Exercise prompt: The entries that follow should be written out exactly.

Information supplied:
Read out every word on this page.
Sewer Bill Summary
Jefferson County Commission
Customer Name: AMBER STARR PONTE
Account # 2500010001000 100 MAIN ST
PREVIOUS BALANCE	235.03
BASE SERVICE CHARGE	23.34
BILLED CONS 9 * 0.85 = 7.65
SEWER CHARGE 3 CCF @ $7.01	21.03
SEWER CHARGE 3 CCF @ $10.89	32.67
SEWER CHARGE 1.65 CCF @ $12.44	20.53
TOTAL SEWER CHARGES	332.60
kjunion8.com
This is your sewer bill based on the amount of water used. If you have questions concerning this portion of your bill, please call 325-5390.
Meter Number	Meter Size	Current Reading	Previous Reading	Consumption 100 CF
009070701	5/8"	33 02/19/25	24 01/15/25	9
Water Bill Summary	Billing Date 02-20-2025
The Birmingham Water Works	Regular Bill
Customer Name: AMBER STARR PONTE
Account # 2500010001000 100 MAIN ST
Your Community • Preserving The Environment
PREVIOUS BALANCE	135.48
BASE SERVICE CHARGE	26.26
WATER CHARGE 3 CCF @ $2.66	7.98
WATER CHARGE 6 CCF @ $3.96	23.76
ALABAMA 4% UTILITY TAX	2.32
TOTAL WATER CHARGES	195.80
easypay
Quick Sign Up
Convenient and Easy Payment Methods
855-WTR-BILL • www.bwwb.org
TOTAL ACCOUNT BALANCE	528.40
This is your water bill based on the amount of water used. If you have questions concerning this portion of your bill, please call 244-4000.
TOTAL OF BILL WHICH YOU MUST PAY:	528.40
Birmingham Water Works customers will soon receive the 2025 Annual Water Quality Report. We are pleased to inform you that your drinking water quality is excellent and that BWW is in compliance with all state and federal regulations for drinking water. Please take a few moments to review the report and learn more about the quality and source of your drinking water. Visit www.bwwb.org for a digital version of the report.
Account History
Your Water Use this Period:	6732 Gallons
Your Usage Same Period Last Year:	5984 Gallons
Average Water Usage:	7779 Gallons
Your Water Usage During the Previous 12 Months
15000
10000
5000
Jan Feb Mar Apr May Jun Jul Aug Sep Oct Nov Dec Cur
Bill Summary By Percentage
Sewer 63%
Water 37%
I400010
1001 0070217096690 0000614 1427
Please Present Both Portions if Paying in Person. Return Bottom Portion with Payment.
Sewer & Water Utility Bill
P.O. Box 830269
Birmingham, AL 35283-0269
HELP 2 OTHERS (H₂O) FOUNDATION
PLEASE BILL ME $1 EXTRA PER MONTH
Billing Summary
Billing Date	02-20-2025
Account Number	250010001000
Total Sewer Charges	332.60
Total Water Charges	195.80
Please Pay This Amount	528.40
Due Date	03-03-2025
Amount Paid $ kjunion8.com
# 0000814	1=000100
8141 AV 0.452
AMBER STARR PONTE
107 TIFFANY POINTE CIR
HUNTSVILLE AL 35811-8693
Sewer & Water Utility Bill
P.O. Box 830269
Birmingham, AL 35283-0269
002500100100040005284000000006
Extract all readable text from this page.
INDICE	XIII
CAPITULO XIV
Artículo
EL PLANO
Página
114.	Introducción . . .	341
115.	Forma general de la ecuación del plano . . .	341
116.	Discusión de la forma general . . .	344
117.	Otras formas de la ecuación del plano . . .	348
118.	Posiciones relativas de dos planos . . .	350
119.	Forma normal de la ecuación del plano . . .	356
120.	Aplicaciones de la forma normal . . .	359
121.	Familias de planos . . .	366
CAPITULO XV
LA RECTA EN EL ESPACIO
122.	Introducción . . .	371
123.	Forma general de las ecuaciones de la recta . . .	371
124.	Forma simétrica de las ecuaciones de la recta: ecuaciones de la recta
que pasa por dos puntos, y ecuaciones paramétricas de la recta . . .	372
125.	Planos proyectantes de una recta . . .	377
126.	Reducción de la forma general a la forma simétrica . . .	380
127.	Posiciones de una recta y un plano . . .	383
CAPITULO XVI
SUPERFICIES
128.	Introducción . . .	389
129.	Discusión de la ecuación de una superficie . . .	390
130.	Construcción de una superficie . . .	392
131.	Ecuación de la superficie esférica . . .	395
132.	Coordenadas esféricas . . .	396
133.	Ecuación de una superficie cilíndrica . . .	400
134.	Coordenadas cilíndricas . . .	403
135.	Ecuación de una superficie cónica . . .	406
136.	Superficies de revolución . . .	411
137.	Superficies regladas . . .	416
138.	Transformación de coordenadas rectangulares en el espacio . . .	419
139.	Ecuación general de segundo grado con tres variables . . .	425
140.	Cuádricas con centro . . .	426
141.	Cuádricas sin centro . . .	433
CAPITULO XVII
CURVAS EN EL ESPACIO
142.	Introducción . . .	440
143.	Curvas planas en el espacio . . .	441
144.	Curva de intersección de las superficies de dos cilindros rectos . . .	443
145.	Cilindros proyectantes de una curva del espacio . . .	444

Answer to this exercise:
Read out every word on this page.
Sewer Bill Summary
Jefferson County Commission
Customer Name: AMBER STARR PONTE
Account # 2500010001000 100 MAIN ST
PREVIOUS BALANCE	235.03
BASE SERVICE CHARGE	23.34
BILLED CONS 9 * 0.85 = 7.65
SEWER CHARGE 3 CCF @ $7.01	21.03
SEWER CHARGE 3 CCF @ $10.89	32.67
SEWER CHARGE 1.65 CCF @ $12.44	20.53
TOTAL SEWER CHARGES	332.60
kjunion8.com
This is your sewer bill based on the amount of water used. If you have questions concerning this portion of your bill, please call 325-5390.
Meter Number	Meter Size	Current Reading	Previous Reading	Consumption 100 CF
009070701	5/8"	33 02/19/25	24 01/15/25	9
Water Bill Summary	Billing Date 02-20-2025
The Birmingham Water Works	Regular Bill
Customer Name: AMBER STARR PONTE
Account # 2500010001000 100 MAIN ST
Your Community • Preserving The Environment
PREVIOUS BALANCE	135.48
BASE SERVICE CHARGE	26.26
WATER CHARGE 3 CCF @ $2.66	7.98
WATER CHARGE 6 CCF @ $3.96	23.76
ALABAMA 4% UTILITY TAX	2.32
TOTAL WATER CHARGES	195.80
easypay
Quick Sign Up
Convenient and Easy Payment Methods
855-WTR-BILL • www.bwwb.org
TOTAL ACCOUNT BALANCE	528.40
This is your water bill based on the amount of water used. If you have questions concerning this portion of your bill, please call 244-4000.
TOTAL OF BILL WHICH YOU MUST PAY:	528.40
Birmingham Water Works customers will soon receive the 2025 Annual Water Quality Report. We are pleased to inform you that your drinking water quality is excellent and that BWW is in compliance with all state and federal regulations for drinking water. Please take a few moments to review the report and learn more about the quality and source of your drinking water. Visit www.bwwb.org for a digital version of the report.
Account History
Your Water Use this Period:	6732 Gallons
Your Usage Same Period Last Year:	5984 Gallons
Average Water Usage:	7779 Gallons
Your Water Usage During the Previous 12 Months
15000
10000
5000
Jan Feb Mar Apr May Jun Jul Aug Sep Oct Nov Dec Cur
Bill Summary By Percentage
Sewer 63%
Water 37%
I400010
1001 0070217096690 0000614 1427
Please Present Both Portions if Paying in Person. Return Bottom Portion with Payment.
Sewer & Water Utility Bill
P.O. Box 830269
Birmingham, AL 35283-0269
HELP 2 OTHERS (H₂O) FOUNDATION
PLEASE BILL ME $1 EXTRA PER MONTH
Billing Summary
Billing Date	02-20-2025
Account Number	250010001000
Total Sewer Charges	332.60
Total Water Charges	195.80
Please Pay This Amount	528.40
Due Date	03-03-2025
Amount Paid $ kjunion8.com
# 0000814	1=000100
8141 AV 0.452
AMBER STARR PONTE
107 TIFFANY POINTE CIR
HUNTSVILLE AL 35811-8693
Sewer & Water Utility Bill
P.O. Box 830269
Birmingham, AL 35283-0269
002500100100040005284000000006
Extract all readable text from this page.
INDICE	XIII
CAPITULO XIV
Artículo
EL PLANO
Página
114.	Introducción . . .	341
115.	Forma general de la ecuación del plano . . .	341
116.	Discusión de la forma general . . .	344
117.	Otras formas de la ecuación del plano . . .	348
118.	Posiciones relativas de dos planos . . .	350
119.	Forma normal de la ecuación del plano . . .	356
120.	Aplicaciones de la forma normal . . .	359
121.	Familias de planos . . .	366
CAPITULO XV
LA RECTA EN EL ESPACIO
122.	Introducción . . .	371
123.	Forma general de las ecuaciones de la recta . . .	371
124.	Forma simétrica de las ecuaciones de la recta: ecuaciones de la recta
que pasa por dos puntos, y ecuaciones paramétricas de la recta . . .	372
125.	Planos proyectantes de una recta . . .	377
126.	Reducción de la forma general a la forma simétrica . . .	380
127.	Posiciones de una recta y un plano . . .	383
CAPITULO XVI
SUPERFICIES
128.	Introducción . . .	389
129.	Discusión de la ecuación de una superficie . . .	390
130.	Construcción de una superficie . . .	392
131.	Ecuación de la superficie esférica . . .	395
132.	Coordenadas esféricas . . .	396
133.	Ecuación de una superficie cilíndrica . . .	400
134.	Coordenadas cilíndricas . . .	403
135.	Ecuación de una superficie cónica . . .	406
136.	Superficies de revolución . . .	411
137.	Superficies regladas . . .	416
138.	Transformación de coordenadas rectangulares en el espacio . . .	419
139.	Ecuación general de segundo grado con tres variables . . .	425
140.	Cuádricas con centro . . .	426
141.	Cuádricas sin centro . . .	433
CAPITULO XVII
CURVAS EN EL ESPACIO
142.	Introducción . . .	440
143.	Curvas planas en el espacio . . .	441
144.	Curva de intersección de las superficies de dos cilindros rectos . . .	443
145.	Cilindros proyectantes de una curva del espacio . . .	444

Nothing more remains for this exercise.